_WHAT YOU WILL DO_
Copy every line of the listing exactly.

_GIVEN ENTRIES_

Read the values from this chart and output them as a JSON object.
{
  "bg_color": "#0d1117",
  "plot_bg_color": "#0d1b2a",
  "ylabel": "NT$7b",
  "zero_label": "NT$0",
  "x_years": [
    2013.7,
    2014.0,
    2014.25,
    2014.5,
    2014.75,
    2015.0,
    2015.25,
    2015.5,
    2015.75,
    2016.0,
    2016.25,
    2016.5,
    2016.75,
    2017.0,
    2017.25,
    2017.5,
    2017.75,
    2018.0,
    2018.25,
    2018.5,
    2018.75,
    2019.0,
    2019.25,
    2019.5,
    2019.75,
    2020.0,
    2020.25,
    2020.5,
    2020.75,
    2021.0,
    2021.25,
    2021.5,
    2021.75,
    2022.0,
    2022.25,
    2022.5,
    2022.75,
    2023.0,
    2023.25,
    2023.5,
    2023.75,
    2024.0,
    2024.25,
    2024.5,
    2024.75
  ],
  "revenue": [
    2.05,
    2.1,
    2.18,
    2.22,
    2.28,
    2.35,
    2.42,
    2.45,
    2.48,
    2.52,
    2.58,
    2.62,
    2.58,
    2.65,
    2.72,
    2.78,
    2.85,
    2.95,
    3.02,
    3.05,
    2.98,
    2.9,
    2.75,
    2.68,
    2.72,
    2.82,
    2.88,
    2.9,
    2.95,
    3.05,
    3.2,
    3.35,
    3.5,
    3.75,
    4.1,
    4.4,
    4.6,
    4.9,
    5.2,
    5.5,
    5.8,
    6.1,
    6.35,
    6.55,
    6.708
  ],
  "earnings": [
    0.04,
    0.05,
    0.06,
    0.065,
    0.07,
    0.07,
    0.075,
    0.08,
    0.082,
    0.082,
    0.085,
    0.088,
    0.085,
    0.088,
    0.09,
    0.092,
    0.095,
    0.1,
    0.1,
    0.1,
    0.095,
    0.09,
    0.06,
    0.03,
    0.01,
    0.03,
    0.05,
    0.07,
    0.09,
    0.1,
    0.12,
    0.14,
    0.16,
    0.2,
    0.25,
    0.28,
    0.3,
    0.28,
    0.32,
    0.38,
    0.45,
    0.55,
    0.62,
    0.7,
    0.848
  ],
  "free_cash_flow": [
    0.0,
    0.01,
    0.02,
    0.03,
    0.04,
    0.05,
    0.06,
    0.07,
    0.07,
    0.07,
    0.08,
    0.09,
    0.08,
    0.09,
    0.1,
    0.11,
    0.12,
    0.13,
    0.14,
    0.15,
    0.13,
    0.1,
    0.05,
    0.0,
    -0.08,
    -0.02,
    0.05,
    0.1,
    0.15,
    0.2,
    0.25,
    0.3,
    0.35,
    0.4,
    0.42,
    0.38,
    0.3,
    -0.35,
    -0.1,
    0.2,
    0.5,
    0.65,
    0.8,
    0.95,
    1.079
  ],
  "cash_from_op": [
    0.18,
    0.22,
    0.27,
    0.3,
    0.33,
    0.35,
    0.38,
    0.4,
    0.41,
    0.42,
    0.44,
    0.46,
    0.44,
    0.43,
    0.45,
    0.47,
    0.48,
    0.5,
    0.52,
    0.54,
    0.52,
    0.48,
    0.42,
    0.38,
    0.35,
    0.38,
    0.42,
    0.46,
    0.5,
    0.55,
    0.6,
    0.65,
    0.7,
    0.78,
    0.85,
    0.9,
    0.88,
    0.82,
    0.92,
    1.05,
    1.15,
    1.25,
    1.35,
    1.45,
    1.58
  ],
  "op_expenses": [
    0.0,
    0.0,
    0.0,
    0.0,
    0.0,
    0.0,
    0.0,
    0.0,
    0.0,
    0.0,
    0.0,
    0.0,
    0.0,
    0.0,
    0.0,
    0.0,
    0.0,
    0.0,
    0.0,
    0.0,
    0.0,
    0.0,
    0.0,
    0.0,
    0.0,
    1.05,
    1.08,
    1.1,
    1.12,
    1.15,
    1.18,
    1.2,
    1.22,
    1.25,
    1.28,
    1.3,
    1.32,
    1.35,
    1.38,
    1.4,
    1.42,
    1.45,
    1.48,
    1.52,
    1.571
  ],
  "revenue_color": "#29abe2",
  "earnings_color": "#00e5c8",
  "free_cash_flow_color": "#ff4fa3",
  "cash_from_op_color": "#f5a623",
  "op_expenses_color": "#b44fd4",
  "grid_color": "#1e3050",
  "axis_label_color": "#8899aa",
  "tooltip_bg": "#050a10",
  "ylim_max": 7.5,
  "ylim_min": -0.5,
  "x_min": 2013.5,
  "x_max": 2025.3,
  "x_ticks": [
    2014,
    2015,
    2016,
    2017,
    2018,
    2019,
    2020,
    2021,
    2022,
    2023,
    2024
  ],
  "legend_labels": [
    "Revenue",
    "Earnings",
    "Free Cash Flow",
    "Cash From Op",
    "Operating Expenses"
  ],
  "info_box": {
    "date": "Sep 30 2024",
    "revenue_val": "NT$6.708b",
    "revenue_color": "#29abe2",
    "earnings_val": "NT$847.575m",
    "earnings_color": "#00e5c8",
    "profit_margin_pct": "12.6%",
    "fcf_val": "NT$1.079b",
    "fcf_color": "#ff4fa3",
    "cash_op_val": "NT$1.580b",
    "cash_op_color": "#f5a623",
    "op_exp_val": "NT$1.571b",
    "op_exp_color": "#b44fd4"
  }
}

_SOLUTION TO THIS TASK_
Read the values from this chart and output them as a JSON object.
{
  "bg_color": "#0d1117",
  "plot_bg_color": "#0d1b2a",
  "ylabel": "NT$7b",
  "zero_label": "NT$0",
  "x_years": [
    2013.7,
    2014.0,
    2014.25,
    2014.5,
    2014.75,
    2015.0,
    2015.25,
    2015.5,
    2015.75,
    2016.0,
    2016.25,
    2016.5,
    2016.75,
    2017.0,
    2017.25,
    2017.5,
    2017.75,
    2018.0,
    2018.25,
    2018.5,
    2018.75,
    2019.0,
    2019.25,
    2019.5,
    2019.75,
    2020.0,
    2020.25,
    2020.5,
    2020.75,
    2021.0,
    2021.25,
    2021.5,
    2021.75,
    2022.0,
    2022.25,
    2022.5,
    2022.75,
    2023.0,
    2023.25,
    2023.5,
    2023.75,
    2024.0,
    2024.25,
    2024.5,
    2024.75
  ],
  "revenue": [
    2.05,
    2.1,
    2.18,
    2.22,
    2.28,
    2.35,
    2.42,
    2.45,
    2.48,
    2.52,
    2.58,
    2.62,
    2.58,
    2.65,
    2.72,
    2.78,
    2.85,
    2.95,
    3.02,
    3.05,
    2.98,
    2.9,
    2.75,
    2.68,
    2.72,
    2.82,
    2.88,
    2.9,
    2.95,
    3.05,
    3.2,
    3.35,
    3.5,
    3.75,
    4.1,
    4.4,
    4.6,
    4.9,
    5.2,
    5.5,
    5.8,
    6.1,
    6.35,
    6.55,
    6.708
  ],
  "earnings": [
    0.04,
    0.05,
    0.06,
    0.065,
    0.07,
    0.07,
    0.075,
    0.08,
    0.082,
    0.082,
    0.085,
    0.088,
    0.085,
    0.088,
    0.09,
    0.092,
    0.095,
    0.1,
    0.1,
    0.1,
    0.095,
    0.09,
    0.06,
    0.03,
    0.01,
    0.03,
    0.05,
    0.07,
    0.09,
    0.1,
    0.12,
    0.14,
    0.16,
    0.2,
    0.25,
    0.28,
    0.3,
    0.28,
    0.32,
    0.38,
    0.45,
    0.55,
    0.62,
    0.7,
    0.848
  ],
  "free_cash_flow": [
    0.0,
    0.01,
    0.02,
    0.03,
    0.04,
    0.05,
    0.06,
    0.07,
    0.07,
    0.07,
    0.08,
    0.09,
    0.08,
    0.09,
    0.1,
    0.11,
    0.12,
    0.13,
    0.14,
    0.15,
    0.13,
    0.1,
    0.05,
    0.0,
    -0.08,
    -0.02,
    0.05,
    0.1,
    0.15,
    0.2,
    0.25,
    0.3,
    0.35,
    0.4,
    0.42,
    0.38,
    0.3,
    -0.35,
    -0.1,
    0.2,
    0.5,
    0.65,
    0.8,
    0.95,
    1.079
  ],
  "cash_from_op": [
    0.18,
    0.22,
    0.27,
    0.3,
    0.33,
    0.35,
    0.38,
    0.4,
    0.41,
    0.42,
    0.44,
    0.46,
    0.44,
    0.43,
    0.45,
    0.47,
    0.48,
    0.5,
    0.52,
    0.54,
    0.52,
    0.48,
    0.42,
    0.38,
    0.35,
    0.38,
    0.42,
    0.46,
    0.5,
    0.55,
    0.6,
    0.65,
    0.7,
    0.78,
    0.85,
    0.9,
    0.88,
    0.82,
    0.92,
    1.05,
    1.15,
    1.25,
    1.35,
    1.45,
    1.58
  ],
  "op_expenses": [
    0.0,
    0.0,
    0.0,
    0.0,
    0.0,
    0.0,
    0.0,
    0.0,
    0.0,
    0.0,
    0.0,
    0.0,
    0.0,
    0.0,
    0.0,
    0.0,
    0.0,
    0.0,
    0.0,
    0.0,
    0.0,
    0.0,
    0.0,
    0.0,
    0.0,
    1.05,
    1.08,
    1.1,
    1.12,
    1.15,
    1.18,
    1.2,
    1.22,
    1.25,
    1.28,
    1.3,
    1.32,
    1.35,
    1.38,
    1.4,
    1.42,
    1.45,
    1.48,
    1.52,
    1.571
  ],
  "revenue_color": "#29abe2",
  "earnings_color": "#00e5c8",
  "free_cash_flow_color": "#ff4fa3",
  "cash_from_op_color": "#f5a623",
  "op_expenses_color": "#b44fd4",
  "grid_color": "#1e3050",
  "axis_label_color": "#8899aa",
  "tooltip_bg": "#050a10",
  "ylim_max": 7.5,
  "ylim_min": -0.5,
  "x_min": 2013.5,
  "x_max": 2025.3,
  "x_ticks": [
    2014,
    2015,
    2016,
    2017,
    2018,
    2019,
    2020,
    2021,
    2022,
    2023,
    2024
  ],
  "legend_labels": [
    "Revenue",
    "Earnings",
    "Free Cash Flow",
    "Cash From Op",
    "Operating Expenses"
  ],
  "info_box": {
    "date": "Sep 30 2024",
    "revenue_val": "NT$6.708b",
    "revenue_color": "#29abe2",
    "earnings_val": "NT$847.575m",
    "earnings_color": "#00e5c8",
    "profit_margin_pct": "12.6%",
    "fcf_val": "NT$1.079b",
    "fcf_color": "#ff4fa3",
    "cash_op_val": "NT$1.580b",
    "cash_op_color": "#f5a623",
    "op_exp_val": "NT$1.571b",
    "op_exp_color": "#b44fd4"
  }
}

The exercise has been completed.